** Document excerpt follows **
Forced Non-Compliance?

By Curtis Walcker, M.S.
February 18, 2018

At a time when the dietary supplement industry faces ever-growing scrutiny, there is a lot of discussion about what can be done from within the industry to self-regulate. Despite having arguably adequate regulations in place, many would agree that the low level of enforcement of those regulations might be the biggest issue. And while the appropriate enforcers (e.g., FDA and FTC) may not have the resources necessary to police the entire industry, others have stepped up (e.g., State AGs, plaintiffs’ attorneys, task-force groups, etc.) with varying agendas. As those outcomes rarely serve the industry or its consumers well, we have seen more movement towards industry self-regulation. These self-regulation efforts include things like mechanisms for challenging advertising claims among competitors, unofficial cGMP standards for raw materials suppliers, and repositories for label and manufacturing data. The end results of which will hopefully promote more compliance with dietary supplement manufacturing and advertising, but also improve consumer confidence in the products and industry.

Industry self-regulation is fantastic, but not the topic of this article. The topic is actually the opposite – industry self-deregulation. That’s right. While regulatory affairs and quality professionals work tirelessly to make and keep companies compliant with the regulations, there are active forces from within our own industry that not only promote non-compliance, but also force it upon companies with contracts and refusals to do business with them.

Now these might sound like strong accusations, but they are in fact very real, and far too common. However, it must be said that those involved in creating the instances of forced non-compliance are generally not aware of what they are requiring, or sometimes just of the opinion that the compliance issues are insignificant in terms of risk.

These forced non-compliance issues can be seen from time to time in all of the critical regulated areas such as labels, claims, and manufacturing. At DSE, a lot of our consulting work focuses on label compliance reviews, so I’ll present some of the areas where we see this frequently with clients in the label area alone.

  1. The first offender can be your contract manufacturer. The majority of dietary supplements on the market are made by contract manufacturers. As a brand owner, it is your duty to ensure that your products are made in compliance with the cGMPs. To earn your trust and business, contract manufacturers invest heavily in the equipment, quality control, and expert personnel needed to make dietary supplements. However, it is quite rare that they further invest in an expert to make sure that your labels are compliant – as they are squarely your responsibility. They will generally provide enough information on your product that a compliant label can be made.

    A good manufacturer will disclaim this, and recommend you seek expert help with your label. A dangerous manufacturer will lead you to believe that sticking their content on your label without further review will guarantee compliance. The most dangerous though, are the ones (especially the private labelers) that will not release your product to you until they have provided a review of your label, and will reject your label for any slight deviation from what they want from you. In every case of this that we see, the manufacturer has demanded that the client 1) not be allowed to use a compliant label, 2) maintain their non-compliant Supplement Facts panels and/or ingredient statements, and 3) forget about the product if the labels aren’t approved. It creates quite a conundrum for clients.

  2. The second offender can be you raw material supplier. This usually only occurs when your product contains a trademarked material. While you pay the additional price of using these ingredients for better marketability, claims support by clinical studies, and overall better compliance – you might end up being forced right back out of label compliance.
** End of Document excerpt **
* **Tasks and exercises**:
A. From the article on forced non-compliance, copy the passage from "Industry self-regulation is" up to and including "business with them." word for word.
B. Answer these questions using the article on forced non-compliance:
(i) Who wrote the article, and on what date?
(ii) What does much of DSE's consulting work focus on?
(iii) According to the article, when does the raw material supplier usually become an offender?
C. Rewrite the paragraph of the article on forced non-compliance that begins "A good manufacturer will disclaim this" as a short list, keeping its main facts.
** Entries supplied follows **
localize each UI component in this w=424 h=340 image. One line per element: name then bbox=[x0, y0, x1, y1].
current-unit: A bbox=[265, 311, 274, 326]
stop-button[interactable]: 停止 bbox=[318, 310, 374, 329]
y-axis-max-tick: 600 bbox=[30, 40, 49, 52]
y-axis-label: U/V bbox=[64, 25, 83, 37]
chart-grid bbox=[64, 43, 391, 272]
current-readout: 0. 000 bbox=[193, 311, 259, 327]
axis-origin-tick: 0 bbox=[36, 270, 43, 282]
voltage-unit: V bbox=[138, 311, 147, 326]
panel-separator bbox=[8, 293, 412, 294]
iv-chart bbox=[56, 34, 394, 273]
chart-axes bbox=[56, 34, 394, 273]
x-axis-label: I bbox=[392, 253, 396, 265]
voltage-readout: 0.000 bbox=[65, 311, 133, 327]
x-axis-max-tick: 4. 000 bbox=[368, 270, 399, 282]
** End of Entries supplied **
* **Expected outputs**:
A.
Industry self-regulation is fantastic, but not the topic of this article. The topic is actually the opposite – industry self-deregulation. That’s right. While regulatory affairs and quality professionals work tirelessly to make and keep companies compliant with the regulations, there are active forces from within our own industry that not only promote non-compliance, but also force it upon companies with contracts and refusals to do business with them.

B.
(i) Curtis Walcker, M.S., on February 18, 2018.
(ii) Label compliance reviews.
(iii) When the product contains a trademarked material.

C.
- A good manufacturer gives a disclaimer and recommends seeking expert help with the label.
- A dangerous manufacturer leads you to believe that putting its content on your label without further review guarantees compliance.
- The most dangerous manufacturers, especially private labelers, will not release your product until they have reviewed your label, and they reject it for any slight deviation from what they want.
- In every such case seen, the manufacturer demanded that the client:
  1. not be allowed to use a compliant label,
  2. keep non-compliant Supplement Facts panels and/or ingredient statements, and
  3. forget about the product if the labels are not approved.
- This creates a conundrum for clients.